— start of Rows —

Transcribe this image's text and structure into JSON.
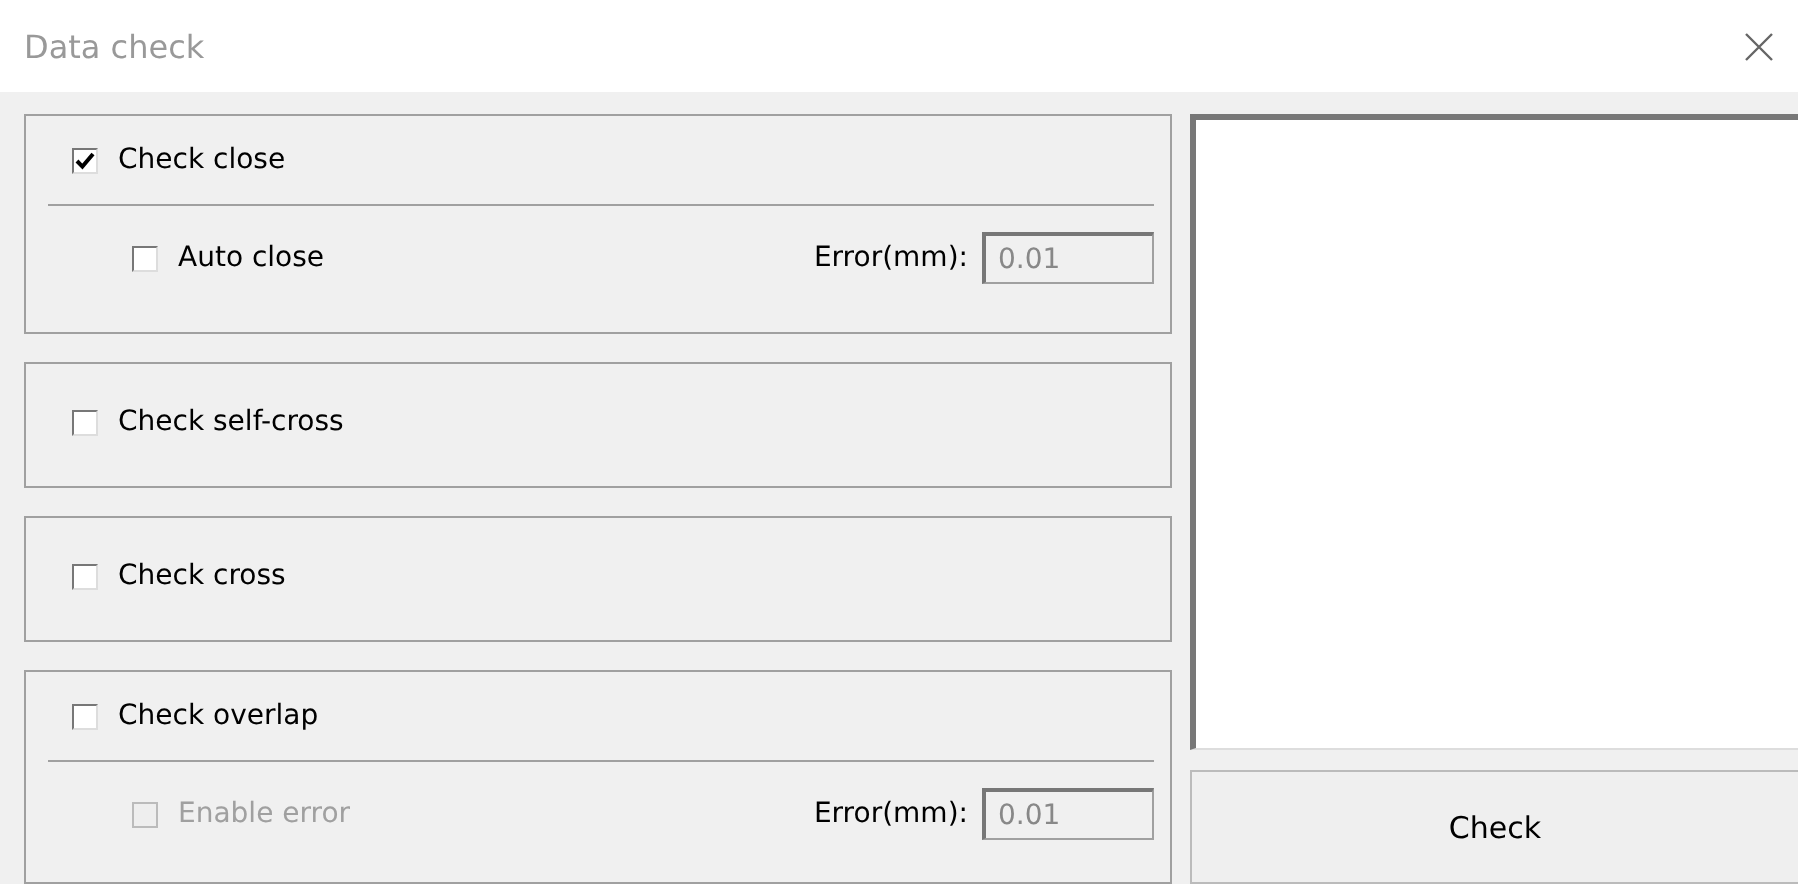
{
  "window": {
    "title": "Data check"
  },
  "groups": [
    {
      "label": "Check close",
      "checked": true,
      "option": {
        "label": "Auto close",
        "checked": false,
        "disabled": false,
        "error_label": "Error(mm):",
        "error_value": "0.01",
        "error_disabled": true
      }
    },
    {
      "label": "Check self-cross",
      "checked": false
    },
    {
      "label": "Check cross",
      "checked": false
    },
    {
      "label": "Check overlap",
      "checked": false,
      "option": {
        "label": "Enable error",
        "checked": false,
        "disabled": true,
        "error_label": "Error(mm):",
        "error_value": "0.01",
        "error_disabled": true
      }
    }
  ],
  "check_button": "Check"
}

— end of Rows —

# Your goal:
Will you set down the records word for word while leaving out every picture?

# Exercise response:
Transcribe this image's text and structure into JSON.
{
  "window": {
    "title": "Data check"
  },
  "groups": [
    {
      "label": "Check close",
      "checked": true,
      "option": {
        "label": "Auto close",
        "checked": false,
        "disabled": false,
        "error_label": "Error(mm):",
        "error_value": "0.01",
        "error_disabled": true
      }
    },
    {
      "label": "Check self-cross",
      "checked": false
    },
    {
      "label": "Check cross",
      "checked": false
    },
    {
      "label": "Check overlap",
      "checked": false,
      "option": {
        "label": "Enable error",
        "checked": false,
        "disabled": true,
        "error_label": "Error(mm):",
        "error_value": "0.01",
        "error_disabled": true
      }
    }
  ],
  "check_button": "Check"
}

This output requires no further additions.